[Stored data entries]
(begin)
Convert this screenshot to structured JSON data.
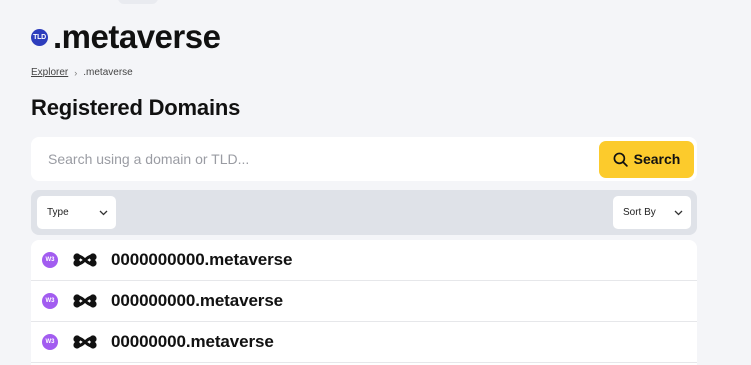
{
  "header": {
    "badge": "TLD",
    "title": ".metaverse"
  },
  "breadcrumb": {
    "root": "Explorer",
    "separator": "›",
    "current": ".metaverse"
  },
  "section_title": "Registered Domains",
  "search": {
    "placeholder": "Search using a domain or TLD...",
    "value": "",
    "button_label": "Search",
    "button_icon": "search-icon"
  },
  "filters": {
    "type_label": "Type",
    "sort_label": "Sort By"
  },
  "results": [
    {
      "badge": "W3",
      "chain_icon": "chain-logo-icon",
      "name": "0000000000.metaverse"
    },
    {
      "badge": "W3",
      "chain_icon": "chain-logo-icon",
      "name": "000000000.metaverse"
    },
    {
      "badge": "W3",
      "chain_icon": "chain-logo-icon",
      "name": "00000000.metaverse"
    }
  ],
  "colors": {
    "accent_yellow": "#fccb2c",
    "tld_badge": "#2d3dbd",
    "w3_badge": "#a25cf0",
    "background": "#f4f5f8"
  }
}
(end)
Write out the entries above word for word. Do not include the pictures.

Convert this screenshot to structured JSON data.
{
  "header": {
    "badge": "TLD",
    "title": ".metaverse"
  },
  "breadcrumb": {
    "root": "Explorer",
    "separator": "›",
    "current": ".metaverse"
  },
  "section_title": "Registered Domains",
  "search": {
    "placeholder": "Search using a domain or TLD...",
    "value": "",
    "button_label": "Search",
    "button_icon": "search-icon"
  },
  "filters": {
    "type_label": "Type",
    "sort_label": "Sort By"
  },
  "results": [
    {
      "badge": "W3",
      "chain_icon": "chain-logo-icon",
      "name": "0000000000.metaverse"
    },
    {
      "badge": "W3",
      "chain_icon": "chain-logo-icon",
      "name": "000000000.metaverse"
    },
    {
      "badge": "W3",
      "chain_icon": "chain-logo-icon",
      "name": "00000000.metaverse"
    }
  ],
  "colors": {
    "accent_yellow": "#fccb2c",
    "tld_badge": "#2d3dbd",
    "w3_badge": "#a25cf0",
    "background": "#f4f5f8"
  }
}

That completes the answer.